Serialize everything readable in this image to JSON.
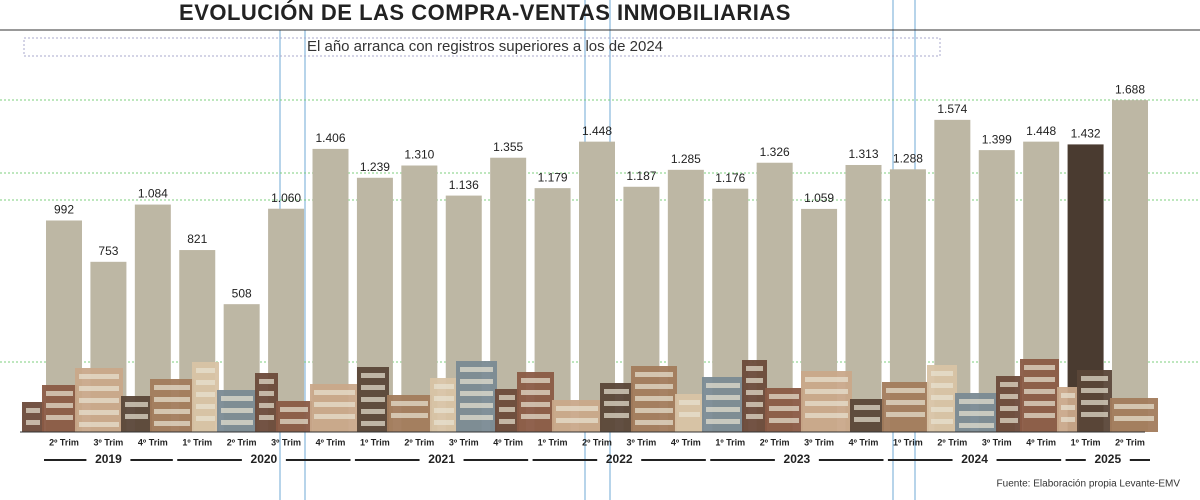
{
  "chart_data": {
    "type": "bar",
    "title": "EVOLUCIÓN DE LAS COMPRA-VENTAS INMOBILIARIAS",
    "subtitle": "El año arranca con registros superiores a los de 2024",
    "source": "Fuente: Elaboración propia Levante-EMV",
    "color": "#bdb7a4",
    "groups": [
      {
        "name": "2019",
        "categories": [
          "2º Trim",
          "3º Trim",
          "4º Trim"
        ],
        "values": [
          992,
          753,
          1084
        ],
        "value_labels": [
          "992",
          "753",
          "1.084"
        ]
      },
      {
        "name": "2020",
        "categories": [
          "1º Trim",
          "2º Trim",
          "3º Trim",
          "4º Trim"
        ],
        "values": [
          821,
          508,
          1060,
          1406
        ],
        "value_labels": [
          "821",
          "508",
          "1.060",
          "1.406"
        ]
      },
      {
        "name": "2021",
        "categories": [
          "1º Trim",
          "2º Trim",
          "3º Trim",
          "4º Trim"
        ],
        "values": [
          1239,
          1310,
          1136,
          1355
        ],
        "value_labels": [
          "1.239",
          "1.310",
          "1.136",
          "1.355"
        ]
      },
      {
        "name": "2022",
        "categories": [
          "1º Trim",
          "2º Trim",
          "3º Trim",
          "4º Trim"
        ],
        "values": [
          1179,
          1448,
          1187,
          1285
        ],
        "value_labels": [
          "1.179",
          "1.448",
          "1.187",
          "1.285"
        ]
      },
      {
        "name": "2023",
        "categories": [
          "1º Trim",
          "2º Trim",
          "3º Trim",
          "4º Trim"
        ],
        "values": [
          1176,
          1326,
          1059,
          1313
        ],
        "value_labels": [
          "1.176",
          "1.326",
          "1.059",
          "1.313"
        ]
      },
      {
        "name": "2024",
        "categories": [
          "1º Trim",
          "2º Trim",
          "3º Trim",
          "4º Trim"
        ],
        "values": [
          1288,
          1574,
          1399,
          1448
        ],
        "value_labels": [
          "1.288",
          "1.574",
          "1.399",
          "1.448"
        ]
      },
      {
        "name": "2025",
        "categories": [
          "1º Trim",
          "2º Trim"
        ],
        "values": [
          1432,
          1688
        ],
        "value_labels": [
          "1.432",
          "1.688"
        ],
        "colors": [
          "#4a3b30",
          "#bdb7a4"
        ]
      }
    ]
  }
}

┄┄┄┄┄┄

Restate every record exactly, please; do not copy the pictures.

Serialize everything readable in this image to JSON.
{
  "chart_data": {
    "type": "bar",
    "title": "EVOLUCIÓN DE LAS COMPRA-VENTAS INMOBILIARIAS",
    "subtitle": "El año arranca con registros superiores a los de 2024",
    "source": "Fuente: Elaboración propia Levante-EMV",
    "color": "#bdb7a4",
    "groups": [
      {
        "name": "2019",
        "categories": [
          "2º Trim",
          "3º Trim",
          "4º Trim"
        ],
        "values": [
          992,
          753,
          1084
        ],
        "value_labels": [
          "992",
          "753",
          "1.084"
        ]
      },
      {
        "name": "2020",
        "categories": [
          "1º Trim",
          "2º Trim",
          "3º Trim",
          "4º Trim"
        ],
        "values": [
          821,
          508,
          1060,
          1406
        ],
        "value_labels": [
          "821",
          "508",
          "1.060",
          "1.406"
        ]
      },
      {
        "name": "2021",
        "categories": [
          "1º Trim",
          "2º Trim",
          "3º Trim",
          "4º Trim"
        ],
        "values": [
          1239,
          1310,
          1136,
          1355
        ],
        "value_labels": [
          "1.239",
          "1.310",
          "1.136",
          "1.355"
        ]
      },
      {
        "name": "2022",
        "categories": [
          "1º Trim",
          "2º Trim",
          "3º Trim",
          "4º Trim"
        ],
        "values": [
          1179,
          1448,
          1187,
          1285
        ],
        "value_labels": [
          "1.179",
          "1.448",
          "1.187",
          "1.285"
        ]
      },
      {
        "name": "2023",
        "categories": [
          "1º Trim",
          "2º Trim",
          "3º Trim",
          "4º Trim"
        ],
        "values": [
          1176,
          1326,
          1059,
          1313
        ],
        "value_labels": [
          "1.176",
          "1.326",
          "1.059",
          "1.313"
        ]
      },
      {
        "name": "2024",
        "categories": [
          "1º Trim",
          "2º Trim",
          "3º Trim",
          "4º Trim"
        ],
        "values": [
          1288,
          1574,
          1399,
          1448
        ],
        "value_labels": [
          "1.288",
          "1.574",
          "1.399",
          "1.448"
        ]
      },
      {
        "name": "2025",
        "categories": [
          "1º Trim",
          "2º Trim"
        ],
        "values": [
          1432,
          1688
        ],
        "value_labels": [
          "1.432",
          "1.688"
        ],
        "colors": [
          "#4a3b30",
          "#bdb7a4"
        ]
      }
    ]
  }
}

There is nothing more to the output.